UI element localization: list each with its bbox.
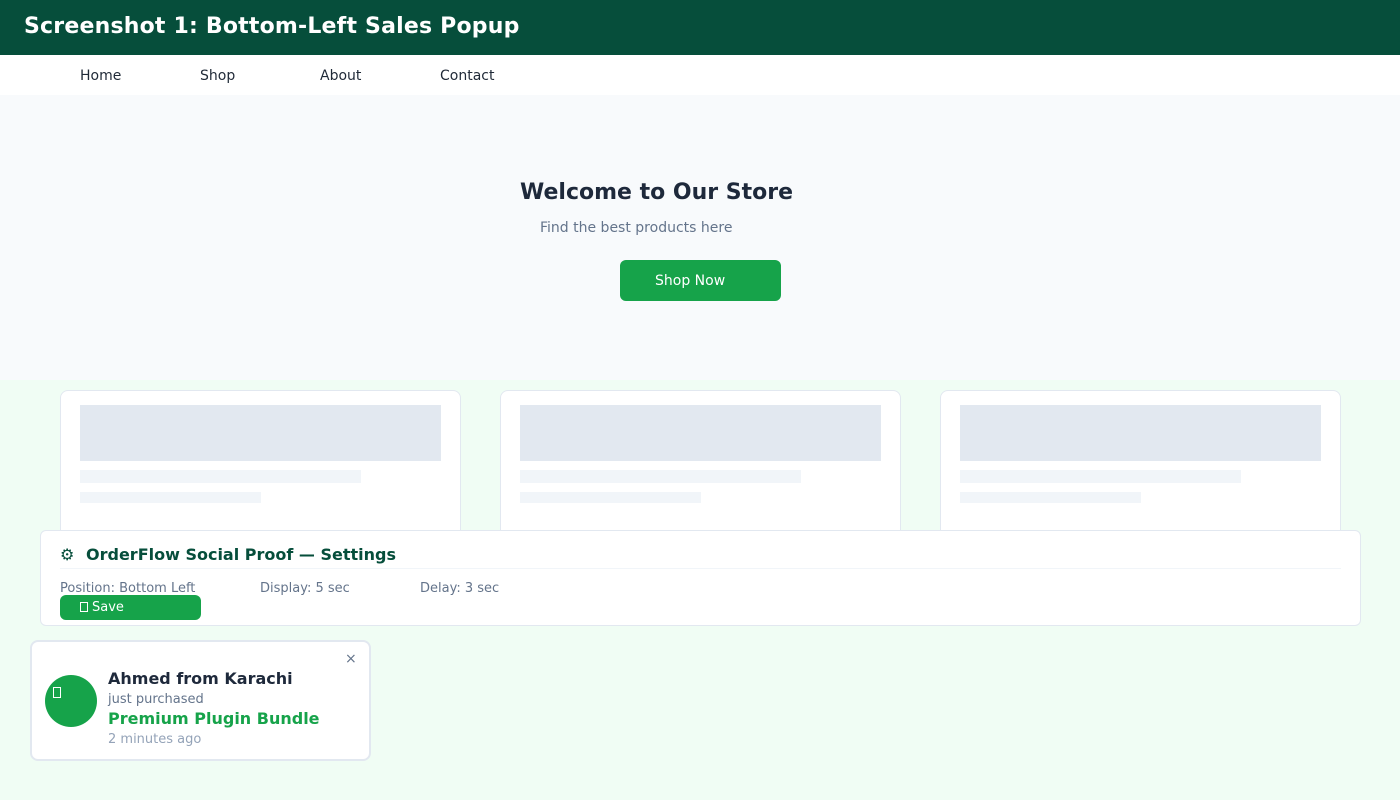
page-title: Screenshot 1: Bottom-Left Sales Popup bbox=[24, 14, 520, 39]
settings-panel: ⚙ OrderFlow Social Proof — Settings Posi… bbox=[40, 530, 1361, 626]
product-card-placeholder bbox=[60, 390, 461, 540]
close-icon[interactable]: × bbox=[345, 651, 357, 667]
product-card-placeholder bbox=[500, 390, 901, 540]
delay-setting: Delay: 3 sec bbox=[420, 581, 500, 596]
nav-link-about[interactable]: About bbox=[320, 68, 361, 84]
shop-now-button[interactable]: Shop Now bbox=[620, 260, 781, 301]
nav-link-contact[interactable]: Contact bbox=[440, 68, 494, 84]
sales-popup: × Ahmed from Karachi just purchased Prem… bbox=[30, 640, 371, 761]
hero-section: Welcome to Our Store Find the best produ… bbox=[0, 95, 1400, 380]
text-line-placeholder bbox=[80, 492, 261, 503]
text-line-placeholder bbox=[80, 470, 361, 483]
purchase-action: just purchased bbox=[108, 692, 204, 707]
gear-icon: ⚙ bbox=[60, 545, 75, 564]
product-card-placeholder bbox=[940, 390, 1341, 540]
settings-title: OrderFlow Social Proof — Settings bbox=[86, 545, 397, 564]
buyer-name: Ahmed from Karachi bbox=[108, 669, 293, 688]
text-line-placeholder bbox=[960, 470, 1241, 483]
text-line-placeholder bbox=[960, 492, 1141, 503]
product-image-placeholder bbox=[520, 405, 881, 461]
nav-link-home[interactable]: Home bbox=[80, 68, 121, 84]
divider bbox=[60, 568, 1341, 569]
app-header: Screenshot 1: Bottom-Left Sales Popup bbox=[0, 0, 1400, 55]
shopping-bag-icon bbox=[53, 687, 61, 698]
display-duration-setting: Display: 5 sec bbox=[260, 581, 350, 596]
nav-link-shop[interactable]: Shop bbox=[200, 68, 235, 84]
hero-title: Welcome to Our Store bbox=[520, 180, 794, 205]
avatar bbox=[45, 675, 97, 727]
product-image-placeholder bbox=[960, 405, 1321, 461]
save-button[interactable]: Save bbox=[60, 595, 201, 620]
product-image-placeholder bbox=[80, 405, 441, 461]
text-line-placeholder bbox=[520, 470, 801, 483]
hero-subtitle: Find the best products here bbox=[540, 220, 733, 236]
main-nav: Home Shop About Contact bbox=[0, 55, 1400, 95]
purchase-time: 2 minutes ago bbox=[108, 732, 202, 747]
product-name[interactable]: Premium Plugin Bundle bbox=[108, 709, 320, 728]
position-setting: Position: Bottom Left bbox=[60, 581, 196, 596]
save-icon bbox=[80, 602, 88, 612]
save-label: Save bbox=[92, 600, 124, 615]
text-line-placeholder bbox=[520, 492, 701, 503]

----------

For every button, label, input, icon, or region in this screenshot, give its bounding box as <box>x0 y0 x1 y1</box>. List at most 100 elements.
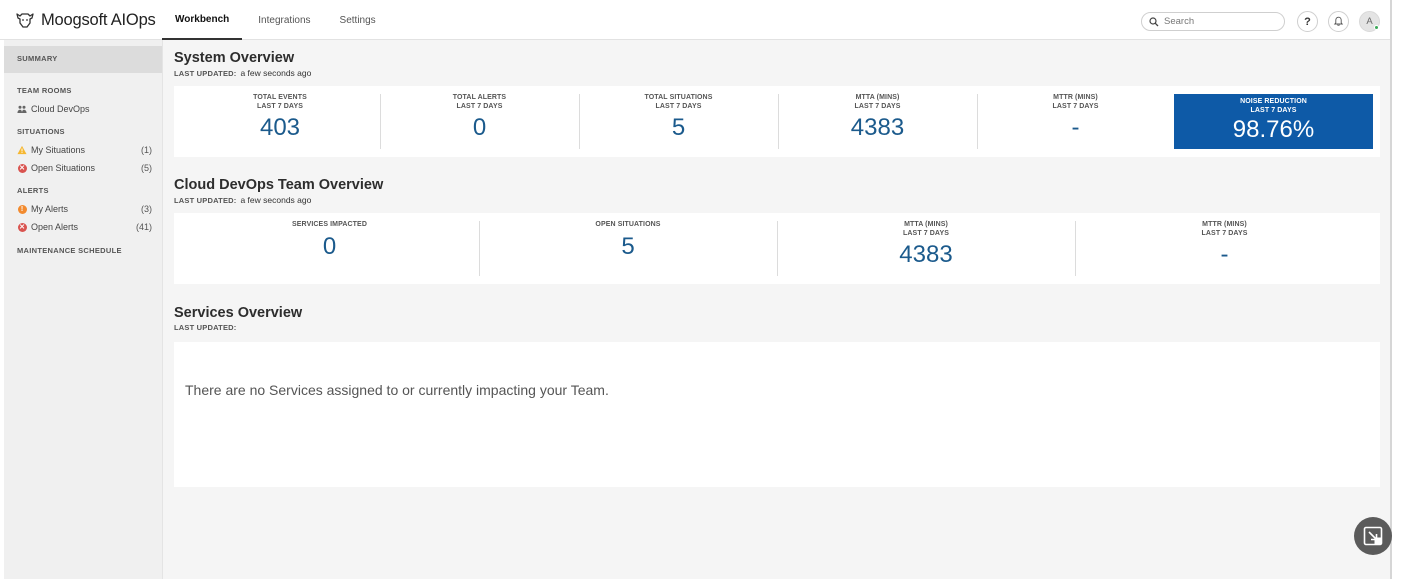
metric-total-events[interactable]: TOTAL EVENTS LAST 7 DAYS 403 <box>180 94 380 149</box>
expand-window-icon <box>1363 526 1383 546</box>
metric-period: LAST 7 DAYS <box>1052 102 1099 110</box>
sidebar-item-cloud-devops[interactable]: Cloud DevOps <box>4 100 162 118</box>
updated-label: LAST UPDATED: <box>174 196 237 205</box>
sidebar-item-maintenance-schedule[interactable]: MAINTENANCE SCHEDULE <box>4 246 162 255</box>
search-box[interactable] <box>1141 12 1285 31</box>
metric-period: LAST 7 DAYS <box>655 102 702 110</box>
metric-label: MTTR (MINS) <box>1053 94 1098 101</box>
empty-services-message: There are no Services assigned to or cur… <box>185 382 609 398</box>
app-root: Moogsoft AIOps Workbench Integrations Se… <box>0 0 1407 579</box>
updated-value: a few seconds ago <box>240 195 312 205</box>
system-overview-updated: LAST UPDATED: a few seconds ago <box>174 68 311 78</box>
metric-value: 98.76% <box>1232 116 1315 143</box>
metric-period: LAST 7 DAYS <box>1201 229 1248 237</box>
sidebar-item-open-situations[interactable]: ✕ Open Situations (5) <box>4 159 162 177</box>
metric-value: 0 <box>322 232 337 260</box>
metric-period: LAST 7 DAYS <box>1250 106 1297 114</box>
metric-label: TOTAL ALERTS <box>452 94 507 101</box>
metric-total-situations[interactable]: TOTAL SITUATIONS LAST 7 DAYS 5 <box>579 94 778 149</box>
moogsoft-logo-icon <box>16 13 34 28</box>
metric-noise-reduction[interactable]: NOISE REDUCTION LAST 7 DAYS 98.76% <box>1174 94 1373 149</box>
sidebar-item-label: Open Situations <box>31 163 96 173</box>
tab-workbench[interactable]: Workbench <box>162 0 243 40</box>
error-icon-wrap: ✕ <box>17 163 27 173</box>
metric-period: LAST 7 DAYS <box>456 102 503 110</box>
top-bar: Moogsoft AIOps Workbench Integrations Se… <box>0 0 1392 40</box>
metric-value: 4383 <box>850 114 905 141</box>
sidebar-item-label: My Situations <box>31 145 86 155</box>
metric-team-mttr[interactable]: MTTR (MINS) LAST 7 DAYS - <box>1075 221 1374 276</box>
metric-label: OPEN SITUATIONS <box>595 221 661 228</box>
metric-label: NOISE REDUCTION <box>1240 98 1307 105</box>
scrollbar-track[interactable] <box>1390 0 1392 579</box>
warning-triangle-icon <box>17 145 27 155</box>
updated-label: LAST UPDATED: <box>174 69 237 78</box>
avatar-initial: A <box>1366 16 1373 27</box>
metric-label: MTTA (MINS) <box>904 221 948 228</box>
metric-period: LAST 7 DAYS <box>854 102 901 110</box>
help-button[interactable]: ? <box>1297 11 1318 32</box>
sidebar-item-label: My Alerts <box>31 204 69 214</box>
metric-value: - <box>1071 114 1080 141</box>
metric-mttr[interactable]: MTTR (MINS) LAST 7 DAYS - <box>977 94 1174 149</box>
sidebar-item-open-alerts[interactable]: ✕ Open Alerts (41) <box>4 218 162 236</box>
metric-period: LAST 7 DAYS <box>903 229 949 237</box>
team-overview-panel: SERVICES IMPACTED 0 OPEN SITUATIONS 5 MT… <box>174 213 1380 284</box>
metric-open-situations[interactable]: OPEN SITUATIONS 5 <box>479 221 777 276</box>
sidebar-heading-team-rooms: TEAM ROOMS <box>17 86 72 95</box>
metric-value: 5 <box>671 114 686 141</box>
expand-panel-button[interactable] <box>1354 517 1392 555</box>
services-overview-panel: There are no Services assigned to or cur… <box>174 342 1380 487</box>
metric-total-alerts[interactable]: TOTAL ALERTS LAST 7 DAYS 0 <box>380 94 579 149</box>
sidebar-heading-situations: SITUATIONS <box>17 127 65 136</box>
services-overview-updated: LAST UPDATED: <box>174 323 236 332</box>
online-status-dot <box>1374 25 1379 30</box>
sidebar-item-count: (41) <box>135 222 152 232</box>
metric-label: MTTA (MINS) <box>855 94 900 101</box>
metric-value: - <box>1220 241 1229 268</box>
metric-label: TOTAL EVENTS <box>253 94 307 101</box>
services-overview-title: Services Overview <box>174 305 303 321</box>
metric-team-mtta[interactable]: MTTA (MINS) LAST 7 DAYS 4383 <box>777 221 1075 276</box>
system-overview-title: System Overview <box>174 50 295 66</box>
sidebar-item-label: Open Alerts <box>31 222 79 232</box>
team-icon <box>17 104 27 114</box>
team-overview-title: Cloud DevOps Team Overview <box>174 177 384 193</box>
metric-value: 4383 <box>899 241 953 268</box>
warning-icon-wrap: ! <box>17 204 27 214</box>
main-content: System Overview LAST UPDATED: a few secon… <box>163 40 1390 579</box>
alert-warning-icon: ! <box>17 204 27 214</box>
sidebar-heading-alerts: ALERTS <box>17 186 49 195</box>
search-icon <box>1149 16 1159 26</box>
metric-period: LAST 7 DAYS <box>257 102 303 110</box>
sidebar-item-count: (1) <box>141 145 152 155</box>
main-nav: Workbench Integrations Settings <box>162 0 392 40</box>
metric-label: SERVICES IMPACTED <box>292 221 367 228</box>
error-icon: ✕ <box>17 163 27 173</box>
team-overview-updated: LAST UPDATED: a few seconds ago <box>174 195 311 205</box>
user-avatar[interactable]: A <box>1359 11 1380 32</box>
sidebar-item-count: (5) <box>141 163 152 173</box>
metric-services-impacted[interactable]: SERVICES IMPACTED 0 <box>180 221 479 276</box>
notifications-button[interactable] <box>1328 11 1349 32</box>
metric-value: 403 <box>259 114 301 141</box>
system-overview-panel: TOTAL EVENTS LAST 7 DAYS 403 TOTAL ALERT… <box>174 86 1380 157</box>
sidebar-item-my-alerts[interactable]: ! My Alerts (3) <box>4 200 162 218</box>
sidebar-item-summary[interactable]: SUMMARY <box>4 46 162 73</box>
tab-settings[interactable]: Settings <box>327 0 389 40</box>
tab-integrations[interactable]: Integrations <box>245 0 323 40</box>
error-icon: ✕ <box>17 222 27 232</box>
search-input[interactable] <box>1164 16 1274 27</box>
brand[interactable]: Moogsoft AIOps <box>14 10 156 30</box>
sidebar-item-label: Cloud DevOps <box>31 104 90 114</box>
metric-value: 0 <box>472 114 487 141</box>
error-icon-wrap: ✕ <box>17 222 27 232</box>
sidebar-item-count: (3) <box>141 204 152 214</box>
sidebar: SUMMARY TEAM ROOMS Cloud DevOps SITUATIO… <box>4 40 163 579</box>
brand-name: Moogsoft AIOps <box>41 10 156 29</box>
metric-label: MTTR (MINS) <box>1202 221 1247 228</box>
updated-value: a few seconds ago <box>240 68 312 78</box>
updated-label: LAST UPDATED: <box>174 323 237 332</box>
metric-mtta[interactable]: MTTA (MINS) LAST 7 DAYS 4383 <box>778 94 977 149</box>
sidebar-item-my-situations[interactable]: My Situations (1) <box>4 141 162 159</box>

----------

**Request:** Switch "metric-period" to "metric-range" in the data from the line holding "metric-total-events[interactable]: TOTAL EVENTS" through the line holding "app-root: Moogsoft AIOps", both included, and write out only those lines with nothing else altered.

**Response below:**
metric-total-events[interactable]: TOTAL EVENTS LAST 7 DAYS 403 <box>180 94 380 149</box>
expand-window-icon <box>1363 526 1383 546</box>
metric-range: LAST 7 DAYS <box>1052 102 1099 110</box>
sidebar-item-cloud-devops[interactable]: Cloud DevOps <box>4 100 162 118</box>
updated-label: LAST UPDATED: <box>174 196 237 205</box>
sidebar-item-maintenance-schedule[interactable]: MAINTENANCE SCHEDULE <box>4 246 162 255</box>
search-box[interactable] <box>1141 12 1285 31</box>
metric-range: LAST 7 DAYS <box>655 102 702 110</box>
metric-label: MTTR (MINS) <box>1053 94 1098 101</box>
empty-services-message: There are no Services assigned to or cur… <box>185 382 609 398</box>
app-root: Moogsoft AIOps Workbench Integrations Se… <box>0 0 1407 579</box>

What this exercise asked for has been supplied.